What the exercise asks:
Carry on the post below about retaking the LSAT, starting right after its final sentence.

Quoted text:
The following is the last post for the 2010-2011 LSAT application cycle from our Zen Student. You can read about his entire LSAT journey here.This past Saturday, almost exactly two months to the day after taking the LSAT for the first time, I took it again.
I’m convinced that I did better this time around. Why?
Geez, where should I start? Suffice it to say that it felt better – all of it: the night before, the morning of, afterwards, and throughout its taking. My second bout with the LSAT was, without at doubt, different – an altered experience for the better.
For starters, my seat was better. In the second row, with no one in front or to the right of me, I didn’t feel like I was taking my test on the subway with someone watching over my shoulder. I was able to ignore the roaming test administrator, who insisted on circulating the room every two minutes. I didn’t become distracted trying to figure out how much time was remaining. Instead, I worked steadily throughout each section and wasn’t bogged down by any logic games, reading passages, or reasoning stimuli.
I was focused, worked with an efficient clarity of thought, and paced myself with the internal clock I had developed after countless practice sections with the timer in front of my face.

Provided data:

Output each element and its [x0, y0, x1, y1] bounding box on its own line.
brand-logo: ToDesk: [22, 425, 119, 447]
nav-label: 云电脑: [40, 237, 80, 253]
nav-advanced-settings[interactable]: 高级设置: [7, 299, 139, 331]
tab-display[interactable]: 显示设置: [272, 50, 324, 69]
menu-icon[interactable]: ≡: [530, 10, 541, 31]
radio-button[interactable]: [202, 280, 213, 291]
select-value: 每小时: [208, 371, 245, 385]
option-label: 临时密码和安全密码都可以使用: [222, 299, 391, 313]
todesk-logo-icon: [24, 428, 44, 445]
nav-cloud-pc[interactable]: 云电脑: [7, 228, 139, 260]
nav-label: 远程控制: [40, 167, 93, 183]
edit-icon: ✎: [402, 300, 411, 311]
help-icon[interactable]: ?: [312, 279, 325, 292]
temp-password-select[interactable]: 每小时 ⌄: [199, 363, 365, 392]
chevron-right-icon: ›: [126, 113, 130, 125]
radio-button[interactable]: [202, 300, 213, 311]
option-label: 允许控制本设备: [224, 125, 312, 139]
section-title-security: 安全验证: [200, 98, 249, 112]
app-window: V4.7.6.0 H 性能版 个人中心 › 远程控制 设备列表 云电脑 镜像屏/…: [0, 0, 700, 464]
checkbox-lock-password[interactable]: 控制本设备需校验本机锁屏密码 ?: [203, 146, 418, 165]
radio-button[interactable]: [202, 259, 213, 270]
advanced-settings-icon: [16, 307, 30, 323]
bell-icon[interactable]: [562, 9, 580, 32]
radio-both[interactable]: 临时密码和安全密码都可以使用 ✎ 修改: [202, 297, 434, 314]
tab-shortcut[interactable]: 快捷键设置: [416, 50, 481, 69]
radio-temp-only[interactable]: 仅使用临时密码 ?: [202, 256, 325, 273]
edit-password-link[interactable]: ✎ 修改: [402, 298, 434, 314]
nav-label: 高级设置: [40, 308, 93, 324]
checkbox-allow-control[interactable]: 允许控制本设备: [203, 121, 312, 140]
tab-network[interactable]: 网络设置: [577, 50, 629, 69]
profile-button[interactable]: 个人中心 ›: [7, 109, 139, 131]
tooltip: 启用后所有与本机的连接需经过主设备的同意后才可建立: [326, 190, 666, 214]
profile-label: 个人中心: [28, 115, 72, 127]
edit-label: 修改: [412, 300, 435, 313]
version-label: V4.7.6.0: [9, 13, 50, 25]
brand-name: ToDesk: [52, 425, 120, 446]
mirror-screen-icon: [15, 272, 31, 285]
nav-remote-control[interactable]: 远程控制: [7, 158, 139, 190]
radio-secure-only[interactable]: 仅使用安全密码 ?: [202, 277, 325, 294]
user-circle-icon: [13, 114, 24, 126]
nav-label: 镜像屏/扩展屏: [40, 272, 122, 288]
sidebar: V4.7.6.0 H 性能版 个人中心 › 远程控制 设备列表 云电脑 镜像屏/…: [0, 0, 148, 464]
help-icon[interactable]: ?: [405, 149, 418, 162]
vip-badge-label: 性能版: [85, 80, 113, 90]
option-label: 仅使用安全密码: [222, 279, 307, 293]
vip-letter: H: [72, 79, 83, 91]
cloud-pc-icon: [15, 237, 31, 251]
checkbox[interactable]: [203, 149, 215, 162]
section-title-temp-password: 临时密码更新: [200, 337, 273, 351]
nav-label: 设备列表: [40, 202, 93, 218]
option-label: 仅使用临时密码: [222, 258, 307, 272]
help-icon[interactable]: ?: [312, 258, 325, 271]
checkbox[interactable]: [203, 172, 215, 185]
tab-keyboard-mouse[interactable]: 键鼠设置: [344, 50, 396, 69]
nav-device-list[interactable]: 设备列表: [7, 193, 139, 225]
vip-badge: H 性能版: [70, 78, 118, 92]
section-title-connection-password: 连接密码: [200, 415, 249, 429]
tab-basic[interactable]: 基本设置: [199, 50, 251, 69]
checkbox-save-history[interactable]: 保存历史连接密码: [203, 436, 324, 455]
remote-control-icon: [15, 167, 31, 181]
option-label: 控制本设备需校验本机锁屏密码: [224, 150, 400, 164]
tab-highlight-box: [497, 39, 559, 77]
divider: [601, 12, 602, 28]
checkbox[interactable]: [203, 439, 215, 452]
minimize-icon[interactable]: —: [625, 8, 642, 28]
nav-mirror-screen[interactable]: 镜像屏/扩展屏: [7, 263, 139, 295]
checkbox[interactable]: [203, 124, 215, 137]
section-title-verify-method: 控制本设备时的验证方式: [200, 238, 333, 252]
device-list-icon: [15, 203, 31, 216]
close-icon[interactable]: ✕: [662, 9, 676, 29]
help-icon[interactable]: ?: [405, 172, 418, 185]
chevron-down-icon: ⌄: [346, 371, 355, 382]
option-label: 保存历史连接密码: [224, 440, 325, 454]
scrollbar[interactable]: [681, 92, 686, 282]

--

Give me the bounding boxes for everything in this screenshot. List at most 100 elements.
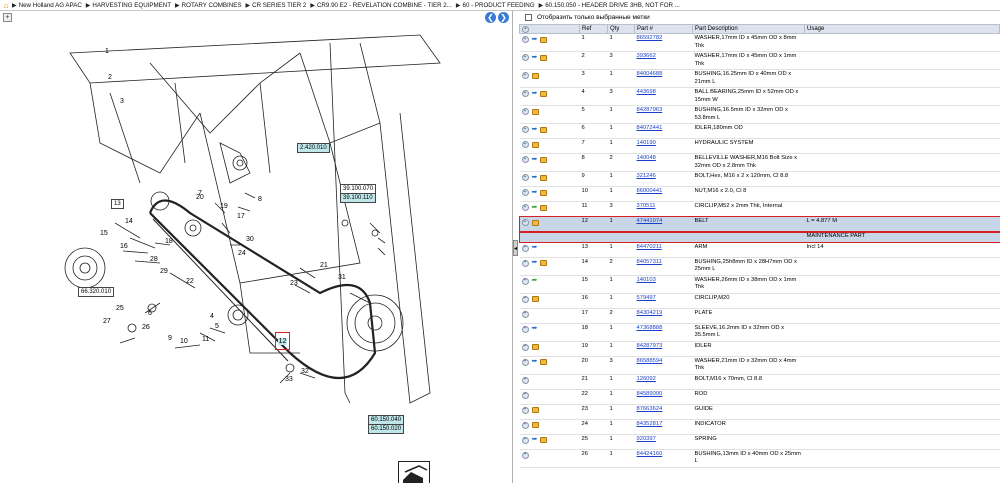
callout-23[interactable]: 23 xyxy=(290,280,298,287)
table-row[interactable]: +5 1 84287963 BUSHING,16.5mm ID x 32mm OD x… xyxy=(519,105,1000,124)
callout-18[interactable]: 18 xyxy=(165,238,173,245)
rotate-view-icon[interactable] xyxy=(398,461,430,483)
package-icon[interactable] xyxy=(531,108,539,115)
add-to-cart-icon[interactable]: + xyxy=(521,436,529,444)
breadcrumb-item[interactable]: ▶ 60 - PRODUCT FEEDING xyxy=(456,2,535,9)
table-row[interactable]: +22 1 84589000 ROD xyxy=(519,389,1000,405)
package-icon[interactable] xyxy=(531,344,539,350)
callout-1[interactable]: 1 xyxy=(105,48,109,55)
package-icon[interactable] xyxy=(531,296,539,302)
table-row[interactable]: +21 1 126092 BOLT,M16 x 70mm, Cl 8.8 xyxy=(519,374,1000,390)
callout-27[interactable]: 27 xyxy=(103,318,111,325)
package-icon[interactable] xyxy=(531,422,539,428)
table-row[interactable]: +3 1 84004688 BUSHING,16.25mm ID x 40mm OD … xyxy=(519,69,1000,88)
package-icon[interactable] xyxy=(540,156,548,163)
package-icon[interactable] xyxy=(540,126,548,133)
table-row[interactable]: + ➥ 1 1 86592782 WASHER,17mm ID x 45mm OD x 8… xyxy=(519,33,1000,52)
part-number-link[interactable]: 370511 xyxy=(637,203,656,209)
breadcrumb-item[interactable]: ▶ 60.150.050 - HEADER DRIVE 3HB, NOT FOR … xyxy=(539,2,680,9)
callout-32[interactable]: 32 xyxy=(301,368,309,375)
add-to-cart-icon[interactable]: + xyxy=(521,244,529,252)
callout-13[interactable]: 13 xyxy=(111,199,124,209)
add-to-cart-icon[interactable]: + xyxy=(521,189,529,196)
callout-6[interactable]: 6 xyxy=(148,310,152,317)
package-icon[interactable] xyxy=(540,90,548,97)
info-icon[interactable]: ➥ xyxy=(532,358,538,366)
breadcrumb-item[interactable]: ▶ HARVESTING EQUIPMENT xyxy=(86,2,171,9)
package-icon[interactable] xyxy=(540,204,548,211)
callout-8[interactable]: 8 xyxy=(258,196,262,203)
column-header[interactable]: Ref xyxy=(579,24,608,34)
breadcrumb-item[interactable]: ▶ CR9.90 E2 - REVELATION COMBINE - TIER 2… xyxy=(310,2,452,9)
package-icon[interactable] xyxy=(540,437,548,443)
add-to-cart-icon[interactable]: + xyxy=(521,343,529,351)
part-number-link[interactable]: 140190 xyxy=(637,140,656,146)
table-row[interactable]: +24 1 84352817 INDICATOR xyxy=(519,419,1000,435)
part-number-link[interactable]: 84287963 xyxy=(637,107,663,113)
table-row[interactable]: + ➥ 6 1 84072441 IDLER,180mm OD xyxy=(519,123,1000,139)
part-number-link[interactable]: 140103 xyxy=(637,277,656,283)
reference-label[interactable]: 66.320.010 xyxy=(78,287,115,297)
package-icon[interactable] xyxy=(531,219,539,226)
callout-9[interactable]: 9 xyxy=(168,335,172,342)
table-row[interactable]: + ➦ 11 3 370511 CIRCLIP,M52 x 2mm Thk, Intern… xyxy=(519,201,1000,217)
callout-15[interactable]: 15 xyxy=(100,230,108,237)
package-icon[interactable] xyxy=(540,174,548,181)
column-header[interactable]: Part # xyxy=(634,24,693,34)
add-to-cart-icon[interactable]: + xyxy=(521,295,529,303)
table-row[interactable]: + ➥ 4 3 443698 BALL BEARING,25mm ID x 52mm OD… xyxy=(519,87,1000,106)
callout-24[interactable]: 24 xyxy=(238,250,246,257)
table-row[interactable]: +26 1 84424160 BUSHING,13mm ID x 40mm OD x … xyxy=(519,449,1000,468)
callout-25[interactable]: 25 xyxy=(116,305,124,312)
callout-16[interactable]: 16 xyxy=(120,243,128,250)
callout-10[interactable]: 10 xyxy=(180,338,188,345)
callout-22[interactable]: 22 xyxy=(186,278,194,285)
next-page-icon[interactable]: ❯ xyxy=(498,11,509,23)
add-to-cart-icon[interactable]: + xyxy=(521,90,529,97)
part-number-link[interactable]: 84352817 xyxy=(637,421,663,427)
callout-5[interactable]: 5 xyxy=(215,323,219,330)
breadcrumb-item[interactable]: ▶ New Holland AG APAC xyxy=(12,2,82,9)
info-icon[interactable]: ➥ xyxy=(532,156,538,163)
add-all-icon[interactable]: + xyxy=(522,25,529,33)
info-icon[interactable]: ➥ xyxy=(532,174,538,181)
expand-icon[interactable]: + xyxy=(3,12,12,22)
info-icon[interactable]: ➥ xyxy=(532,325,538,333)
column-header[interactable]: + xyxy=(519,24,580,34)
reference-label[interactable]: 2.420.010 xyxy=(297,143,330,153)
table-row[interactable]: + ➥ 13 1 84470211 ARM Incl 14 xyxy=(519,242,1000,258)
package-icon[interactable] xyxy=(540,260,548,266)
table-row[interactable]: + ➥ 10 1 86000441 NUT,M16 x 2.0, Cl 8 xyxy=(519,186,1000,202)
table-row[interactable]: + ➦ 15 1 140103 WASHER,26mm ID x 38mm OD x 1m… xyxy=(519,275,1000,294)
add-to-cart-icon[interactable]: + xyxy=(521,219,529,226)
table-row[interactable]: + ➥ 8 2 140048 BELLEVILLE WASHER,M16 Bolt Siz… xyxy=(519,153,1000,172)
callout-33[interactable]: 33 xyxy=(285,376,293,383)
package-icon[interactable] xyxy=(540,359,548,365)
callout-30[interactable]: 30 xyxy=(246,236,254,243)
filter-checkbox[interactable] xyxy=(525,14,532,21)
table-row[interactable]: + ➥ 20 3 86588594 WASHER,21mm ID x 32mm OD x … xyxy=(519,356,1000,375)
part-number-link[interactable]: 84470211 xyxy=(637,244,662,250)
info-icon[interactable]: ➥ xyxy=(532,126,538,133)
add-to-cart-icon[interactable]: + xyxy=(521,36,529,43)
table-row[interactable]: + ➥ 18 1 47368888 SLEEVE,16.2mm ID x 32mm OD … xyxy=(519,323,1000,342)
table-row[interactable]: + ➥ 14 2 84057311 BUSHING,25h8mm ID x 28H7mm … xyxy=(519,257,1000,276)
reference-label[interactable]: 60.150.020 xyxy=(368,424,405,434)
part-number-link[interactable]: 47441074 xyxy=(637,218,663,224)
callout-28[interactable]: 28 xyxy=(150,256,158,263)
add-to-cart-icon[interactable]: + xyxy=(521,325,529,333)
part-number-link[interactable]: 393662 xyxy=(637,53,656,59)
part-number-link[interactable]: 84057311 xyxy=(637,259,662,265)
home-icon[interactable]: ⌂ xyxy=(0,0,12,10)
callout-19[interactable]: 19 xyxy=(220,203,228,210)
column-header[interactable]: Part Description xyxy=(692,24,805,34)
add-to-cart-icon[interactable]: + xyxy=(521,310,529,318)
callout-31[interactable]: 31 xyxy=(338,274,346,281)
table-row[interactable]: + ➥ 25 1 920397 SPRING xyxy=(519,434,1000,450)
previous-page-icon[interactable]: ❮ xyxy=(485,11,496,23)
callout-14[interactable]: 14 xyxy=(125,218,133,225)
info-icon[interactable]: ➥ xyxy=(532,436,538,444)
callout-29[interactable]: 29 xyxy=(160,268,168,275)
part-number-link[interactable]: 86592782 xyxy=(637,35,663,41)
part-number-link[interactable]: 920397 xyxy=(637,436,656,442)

--

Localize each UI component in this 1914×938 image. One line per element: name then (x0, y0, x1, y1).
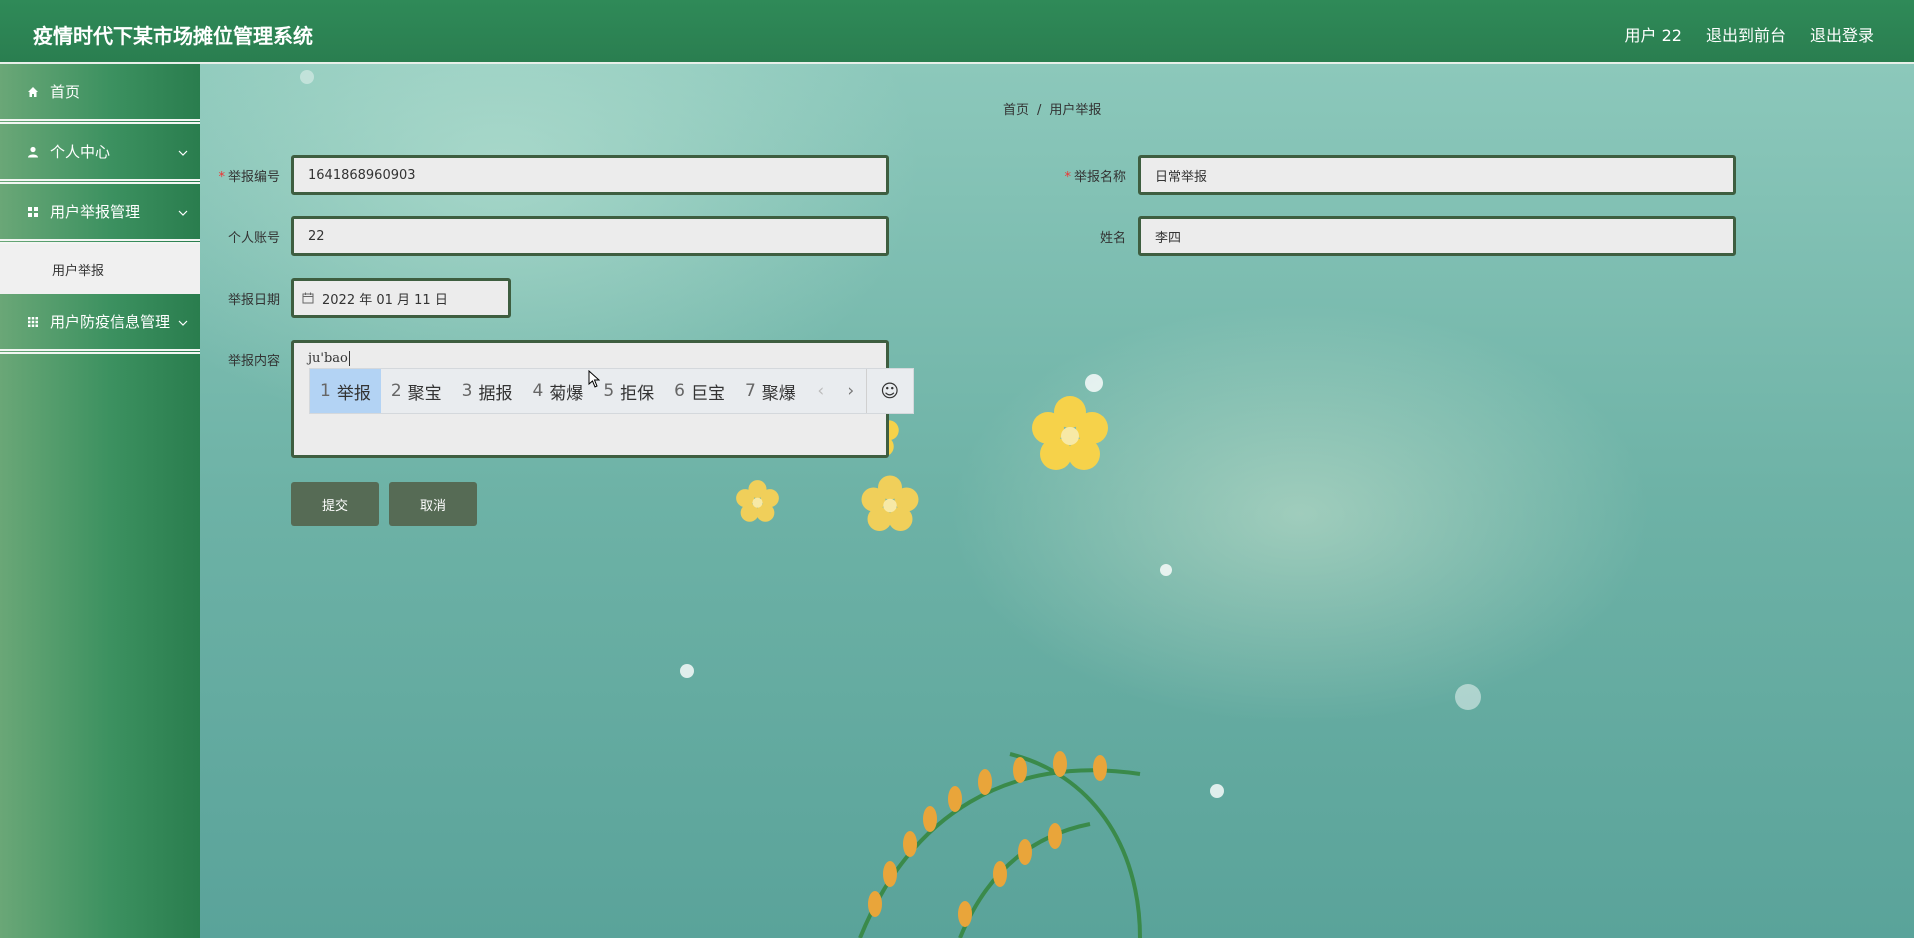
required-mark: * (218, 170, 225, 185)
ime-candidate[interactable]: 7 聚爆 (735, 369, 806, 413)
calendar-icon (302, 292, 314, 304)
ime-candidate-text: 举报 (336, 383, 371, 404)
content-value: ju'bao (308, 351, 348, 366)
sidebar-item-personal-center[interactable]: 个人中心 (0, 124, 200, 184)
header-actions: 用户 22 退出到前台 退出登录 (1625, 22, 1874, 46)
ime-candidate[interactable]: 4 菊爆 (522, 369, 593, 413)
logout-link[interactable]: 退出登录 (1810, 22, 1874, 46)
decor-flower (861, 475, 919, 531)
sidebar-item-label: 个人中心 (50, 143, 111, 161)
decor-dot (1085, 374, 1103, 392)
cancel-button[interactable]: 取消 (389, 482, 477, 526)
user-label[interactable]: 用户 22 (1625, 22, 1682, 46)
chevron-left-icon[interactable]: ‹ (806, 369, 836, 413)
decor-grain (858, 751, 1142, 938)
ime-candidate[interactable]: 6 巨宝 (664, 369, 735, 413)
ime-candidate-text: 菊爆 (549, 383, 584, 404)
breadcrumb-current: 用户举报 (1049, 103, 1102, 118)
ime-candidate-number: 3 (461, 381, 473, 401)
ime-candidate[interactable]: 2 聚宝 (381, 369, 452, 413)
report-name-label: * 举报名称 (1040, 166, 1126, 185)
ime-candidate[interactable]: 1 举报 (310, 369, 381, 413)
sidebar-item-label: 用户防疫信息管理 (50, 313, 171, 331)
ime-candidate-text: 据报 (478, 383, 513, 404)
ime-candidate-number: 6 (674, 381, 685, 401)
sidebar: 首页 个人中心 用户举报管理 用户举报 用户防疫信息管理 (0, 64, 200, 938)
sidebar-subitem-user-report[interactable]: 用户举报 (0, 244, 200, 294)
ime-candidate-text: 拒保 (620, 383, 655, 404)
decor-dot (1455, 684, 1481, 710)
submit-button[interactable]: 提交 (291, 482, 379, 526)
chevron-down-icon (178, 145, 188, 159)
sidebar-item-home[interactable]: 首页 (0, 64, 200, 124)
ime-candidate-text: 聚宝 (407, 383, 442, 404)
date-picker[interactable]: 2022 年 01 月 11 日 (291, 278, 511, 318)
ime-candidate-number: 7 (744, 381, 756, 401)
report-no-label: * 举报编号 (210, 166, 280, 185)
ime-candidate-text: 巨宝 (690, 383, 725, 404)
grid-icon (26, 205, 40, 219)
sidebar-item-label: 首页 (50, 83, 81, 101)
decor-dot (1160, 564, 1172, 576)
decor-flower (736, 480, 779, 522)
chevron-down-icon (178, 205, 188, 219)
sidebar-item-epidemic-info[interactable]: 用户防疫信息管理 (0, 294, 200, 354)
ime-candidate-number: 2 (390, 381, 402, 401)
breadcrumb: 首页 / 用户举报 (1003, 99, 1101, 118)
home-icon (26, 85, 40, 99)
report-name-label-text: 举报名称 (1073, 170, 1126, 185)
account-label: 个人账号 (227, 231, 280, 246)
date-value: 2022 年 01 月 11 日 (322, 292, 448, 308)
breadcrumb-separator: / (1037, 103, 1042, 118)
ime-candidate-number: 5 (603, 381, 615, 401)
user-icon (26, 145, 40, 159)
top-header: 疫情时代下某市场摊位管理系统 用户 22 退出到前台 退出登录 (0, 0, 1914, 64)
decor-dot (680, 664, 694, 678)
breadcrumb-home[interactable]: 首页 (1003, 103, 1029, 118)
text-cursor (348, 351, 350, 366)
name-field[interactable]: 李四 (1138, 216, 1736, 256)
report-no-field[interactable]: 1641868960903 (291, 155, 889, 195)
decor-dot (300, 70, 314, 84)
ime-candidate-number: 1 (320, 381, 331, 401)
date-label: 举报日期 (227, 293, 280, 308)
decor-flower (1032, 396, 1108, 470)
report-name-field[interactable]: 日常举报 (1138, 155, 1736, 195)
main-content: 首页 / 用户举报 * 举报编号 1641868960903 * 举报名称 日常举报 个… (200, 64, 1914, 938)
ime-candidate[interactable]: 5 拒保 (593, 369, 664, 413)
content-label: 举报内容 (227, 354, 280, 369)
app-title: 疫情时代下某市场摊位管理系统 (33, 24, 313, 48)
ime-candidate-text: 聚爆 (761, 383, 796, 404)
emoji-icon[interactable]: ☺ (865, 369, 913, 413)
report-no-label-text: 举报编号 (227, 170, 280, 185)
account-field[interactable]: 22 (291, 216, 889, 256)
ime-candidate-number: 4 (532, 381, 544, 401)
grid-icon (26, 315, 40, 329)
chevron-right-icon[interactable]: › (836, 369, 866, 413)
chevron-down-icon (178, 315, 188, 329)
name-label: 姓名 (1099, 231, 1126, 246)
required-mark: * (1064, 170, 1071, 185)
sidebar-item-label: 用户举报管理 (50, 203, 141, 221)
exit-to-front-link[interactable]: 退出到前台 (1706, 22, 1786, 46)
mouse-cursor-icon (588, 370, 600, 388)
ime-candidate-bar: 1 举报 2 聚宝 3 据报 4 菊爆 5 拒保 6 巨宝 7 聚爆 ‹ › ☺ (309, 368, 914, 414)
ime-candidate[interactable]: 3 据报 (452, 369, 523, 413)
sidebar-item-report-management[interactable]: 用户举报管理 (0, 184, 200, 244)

Reply to the exercise:
Did I get an all-time great score? I’m not counting on it. What I am counting on, though, is a better score; a more comfortable range that will hopefully land me at the school of my choice.
There are two major lessons I learned from this retake. First, as Mr. Bennett and the Zen staff recommend, the 4.5 month training schedule is best. I didn’t follow it exactly as outlined – partly because we initially thought that October (after two months) would be my one-and-done test – but the extended time nonetheless proved valuable. I don’t really enjoy the LSAT. Going into preparation for it, if you know you’ve got four months as opposed to two, you can ease into it a bit and not allow it to consume your whole life. I personally resisted that during my first two month stint.
The second thing I learned is that, if time and funding allow, take the test twice. Honestly, the biggest difference, for me personally, between October and December was that there had even been an October. I wasn’t distracted by the newness of the whole thing. I was all business going in the second time.
Above all, Mr. Bennett was there for me all along. Now, I don’t mean that to be sappy. Also, that’s not to say Mr. Bennett held my hand throughout the process. He didn’t tell me what to do; rather, he guided me.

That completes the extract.